## What to do
Transcribe the records that follow exactly. Skip the pictures.

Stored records
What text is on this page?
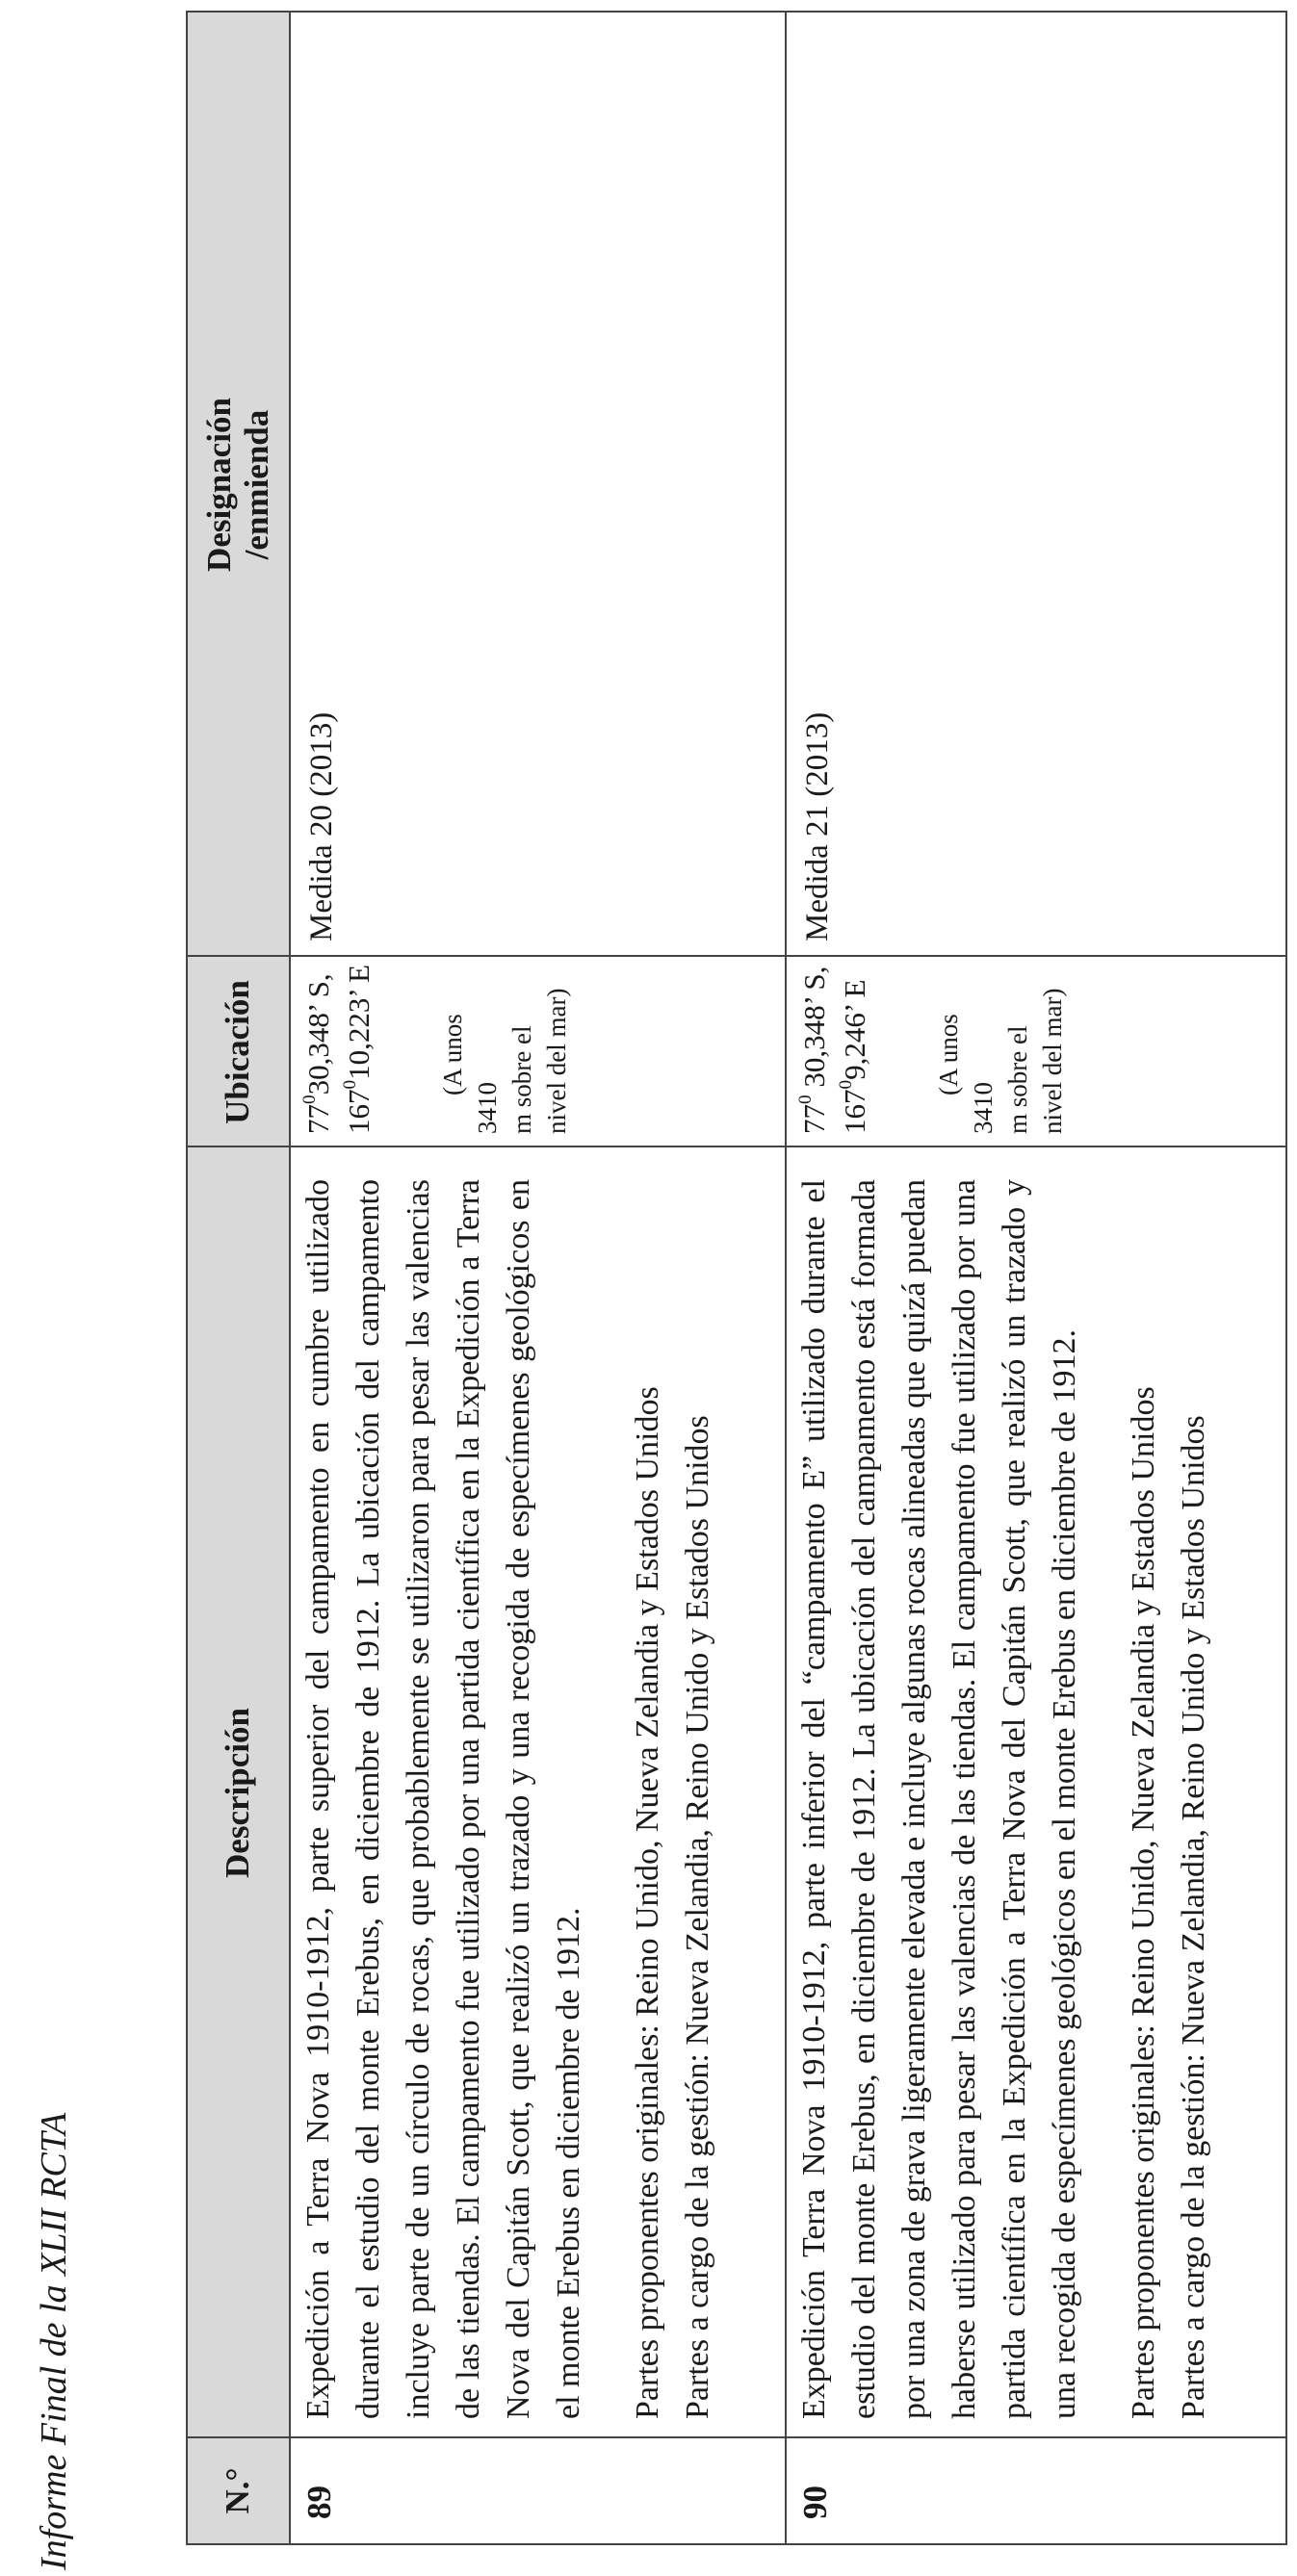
Informe Final de la XLII RCTA	N.°
Descripción
Ubicación
Designación /enmienda
89

Expedición a Terra Nova 1910-1912, parte superior del campamento en cumbre utilizado durante el estudio del monte Erebus, en diciembre de 1912. La ubicación del campamento incluye parte de un círculo de rocas, que probablemente se utilizaron para pesar las valencias de las tiendas. El campamento fue utilizado por una partida científica en la Expedición a Terra Nova del Capitán Scott, que realizó un trazado y una recogida de especímenes geológicos en el monte Erebus en diciembre de 1912. Partes proponentes originales: Reino Unido, Nueva Zelandia y Estados Unidos Partes a cargo de la gestión: Nueva Zelandia, Reino Unido y Estados Unidos

$77^030,348$’ S,

$167^010,223$’ E (A unos 3410 m sobre el nivel del mar)

Medida 20 (2013)
90

Expedición Terra Nova 1910-1912, parte inferior del “campamento E” utilizado durante el estudio del monte Erebus, en diciembre de 1912. La ubicación del campamento está formada por una zona de grava ligeramente elevada e incluye algunas rocas alineadas que quizá puedan haberse utilizado para pesar las valencias de las tiendas. El campamento fue utilizado por una partida científica en la Expedición a Terra Nova del Capitán Scott, que realizó un trazado y una recogida de especímenes geológicos en el monte Erebus en diciembre de 1912. Partes proponentes originales: Reino Unido, Nueva Zelandia y Estados Unidos Partes a cargo de la gestión: Nueva Zelandia, Reino Unido y Estados Unidos

$77^0$ 30,348’ S,

$167^09,246$’ E (A unos 3410 m sobre el nivel del mar)

Medida 21 (2013)
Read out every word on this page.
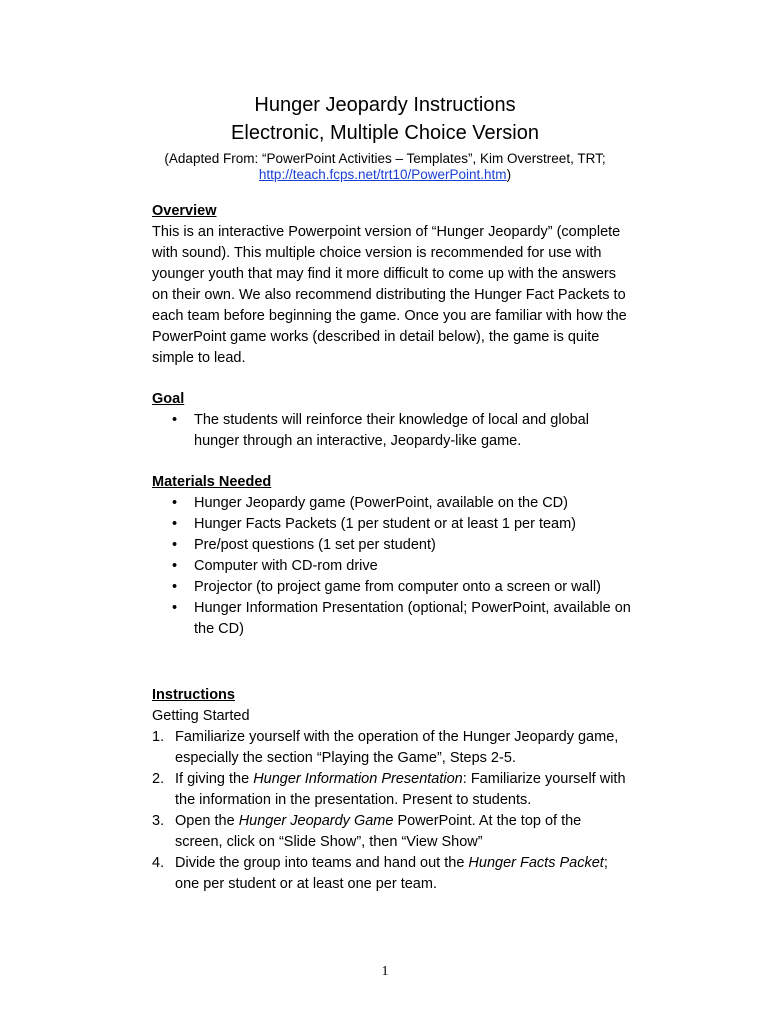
Hunger Jeopardy Instructions
Electronic, Multiple Choice Version
(Adapted From: “PowerPoint Activities – Templates”, Kim Overstreet, TRT;
http://teach.fcps.net/trt10/PowerPoint.htm)
Overview
This is an interactive Powerpoint version of “Hunger Jeopardy” (complete with sound). This multiple choice version is recommended for use with younger youth that may find it more difficult to come up with the answers on their own. We also recommend distributing the Hunger Fact Packets to each team before beginning the game. Once you are familiar with how the PowerPoint game works (described in detail below), the game is quite simple to lead.
Goal
• The students will reinforce their knowledge of local and global hunger through an interactive, Jeopardy-like game.
Materials Needed
• Hunger Jeopardy game (PowerPoint, available on the CD)
• Hunger Facts Packets (1 per student or at least 1 per team)
• Pre/post questions (1 set per student)
• Computer with CD-rom drive
• Projector (to project game from computer onto a screen or wall)
• Hunger Information Presentation (optional; PowerPoint, available on the CD)
Instructions
Getting Started
1. Familiarize yourself with the operation of the Hunger Jeopardy game, especially the section “Playing the Game”, Steps 2-5.
2. If giving the Hunger Information Presentation: Familiarize yourself with the information in the presentation. Present to students.
3. Open the Hunger Jeopardy Game PowerPoint. At the top of the screen, click on “Slide Show”, then “View Show”
4. Divide the group into teams and hand out the Hunger Facts Packet; one per student or at least one per team.
1
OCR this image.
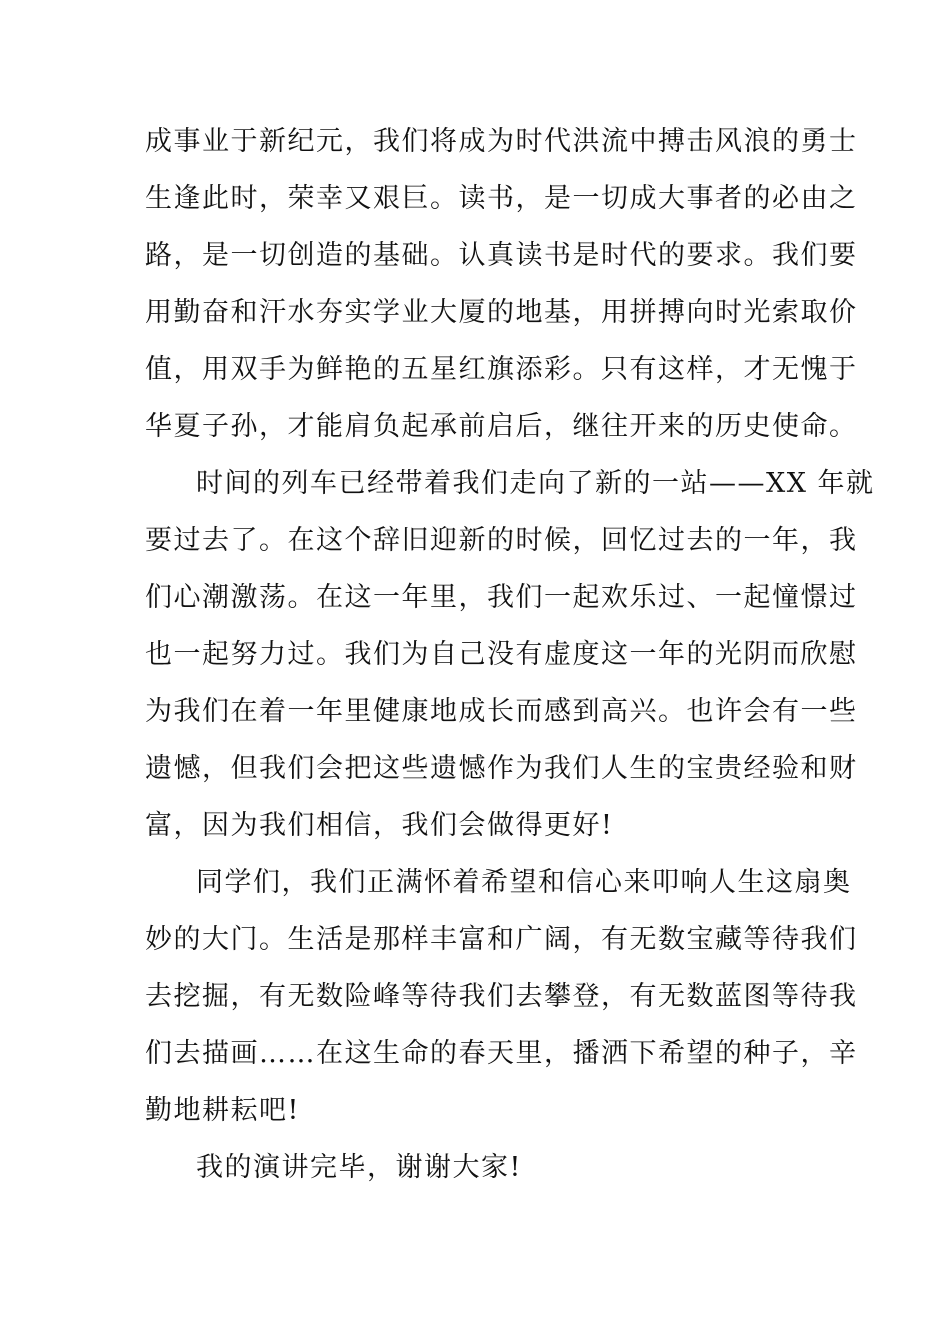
成事业于新纪元，我们将成为时代洪流中搏击风浪的勇士
生逢此时，荣幸又艰巨。读书，是一切成大事者的必由之
路，是一切创造的基础。认真读书是时代的要求。我们要
用勤奋和汗水夯实学业大厦的地基，用拼搏向时光索取价
值，用双手为鲜艳的五星红旗添彩。只有这样，才无愧于
华夏子孙，才能肩负起承前启后，继往开来的历史使命。
时间的列车已经带着我们走向了新的一站——XX 年就
要过去了。在这个辞旧迎新的时候，回忆过去的一年，我
们心潮激荡。在这一年里，我们一起欢乐过、一起憧憬过
也一起努力过。我们为自己没有虚度这一年的光阴而欣慰
为我们在着一年里健康地成长而感到高兴。也许会有一些
遗憾，但我们会把这些遗憾作为我们人生的宝贵经验和财
富，因为我们相信，我们会做得更好!
同学们，我们正满怀着希望和信心来叩响人生这扇奥
妙的大门。生活是那样丰富和广阔，有无数宝藏等待我们
去挖掘，有无数险峰等待我们去攀登，有无数蓝图等待我
们去描画……在这生命的春天里，播洒下希望的种子，辛
勤地耕耘吧!
我的演讲完毕，谢谢大家!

## Written response
What text is on this page?
Informe Final de la XLII RCTA	N.°
Descripción
Ubicación
Designación /enmienda
89

Expedición a Terra Nova 1910-1912, parte superior del campamento en cumbre utilizado durante el estudio del monte Erebus, en diciembre de 1912. La ubicación del campamento incluye parte de un círculo de rocas, que probablemente se utilizaron para pesar las valencias de las tiendas. El campamento fue utilizado por una partida científica en la Expedición a Terra Nova del Capitán Scott, que realizó un trazado y una recogida de especímenes geológicos en el monte Erebus en diciembre de 1912. Partes proponentes originales: Reino Unido, Nueva Zelandia y Estados Unidos Partes a cargo de la gestión: Nueva Zelandia, Reino Unido y Estados Unidos

$77^030,348$’ S,

$167^010,223$’ E (A unos 3410 m sobre el nivel del mar)

Medida 20 (2013)
90

Expedición Terra Nova 1910-1912, parte inferior del “campamento E” utilizado durante el estudio del monte Erebus, en diciembre de 1912. La ubicación del campamento está formada por una zona de grava ligeramente elevada e incluye algunas rocas alineadas que quizá puedan haberse utilizado para pesar las valencias de las tiendas. El campamento fue utilizado por una partida científica en la Expedición a Terra Nova del Capitán Scott, que realizó un trazado y una recogida de especímenes geológicos en el monte Erebus en diciembre de 1912. Partes proponentes originales: Reino Unido, Nueva Zelandia y Estados Unidos Partes a cargo de la gestión: Nueva Zelandia, Reino Unido y Estados Unidos

$77^0$ 30,348’ S,

$167^09,246$’ E (A unos 3410 m sobre el nivel del mar)

Medida 21 (2013)
Read out every word on this page.
Hunger Jeopardy Instructions
Electronic, Multiple Choice Version
(Adapted From: “PowerPoint Activities – Templates”, Kim Overstreet, TRT;
http://teach.fcps.net/trt10/PowerPoint.htm)
Overview
This is an interactive Powerpoint version of “Hunger Jeopardy” (complete with sound). This multiple choice version is recommended for use with younger youth that may find it more difficult to come up with the answers on their own. We also recommend distributing the Hunger Fact Packets to each team before beginning the game. Once you are familiar with how the PowerPoint game works (described in detail below), the game is quite simple to lead.
Goal
• The students will reinforce their knowledge of local and global hunger through an interactive, Jeopardy-like game.
Materials Needed
• Hunger Jeopardy game (PowerPoint, available on the CD)
• Hunger Facts Packets (1 per student or at least 1 per team)
• Pre/post questions (1 set per student)
• Computer with CD-rom drive
• Projector (to project game from computer onto a screen or wall)
• Hunger Information Presentation (optional; PowerPoint, available on the CD)
Instructions
Getting Started
1. Familiarize yourself with the operation of the Hunger Jeopardy game, especially the section “Playing the Game”, Steps 2-5.
2. If giving the Hunger Information Presentation: Familiarize yourself with the information in the presentation. Present to students.
3. Open the Hunger Jeopardy Game PowerPoint. At the top of the screen, click on “Slide Show”, then “View Show”
4. Divide the group into teams and hand out the Hunger Facts Packet; one per student or at least one per team.
1
OCR this image.
成事业于新纪元，我们将成为时代洪流中搏击风浪的勇士
生逢此时，荣幸又艰巨。读书，是一切成大事者的必由之
路，是一切创造的基础。认真读书是时代的要求。我们要
用勤奋和汗水夯实学业大厦的地基，用拼搏向时光索取价
值，用双手为鲜艳的五星红旗添彩。只有这样，才无愧于
华夏子孙，才能肩负起承前启后，继往开来的历史使命。
时间的列车已经带着我们走向了新的一站——XX 年就
要过去了。在这个辞旧迎新的时候，回忆过去的一年，我
们心潮激荡。在这一年里，我们一起欢乐过、一起憧憬过
也一起努力过。我们为自己没有虚度这一年的光阴而欣慰
为我们在着一年里健康地成长而感到高兴。也许会有一些
遗憾，但我们会把这些遗憾作为我们人生的宝贵经验和财
富，因为我们相信，我们会做得更好!
同学们，我们正满怀着希望和信心来叩响人生这扇奥
妙的大门。生活是那样丰富和广阔，有无数宝藏等待我们
去挖掘，有无数险峰等待我们去攀登，有无数蓝图等待我
们去描画……在这生命的春天里，播洒下希望的种子，辛
勤地耕耘吧!
我的演讲完毕，谢谢大家!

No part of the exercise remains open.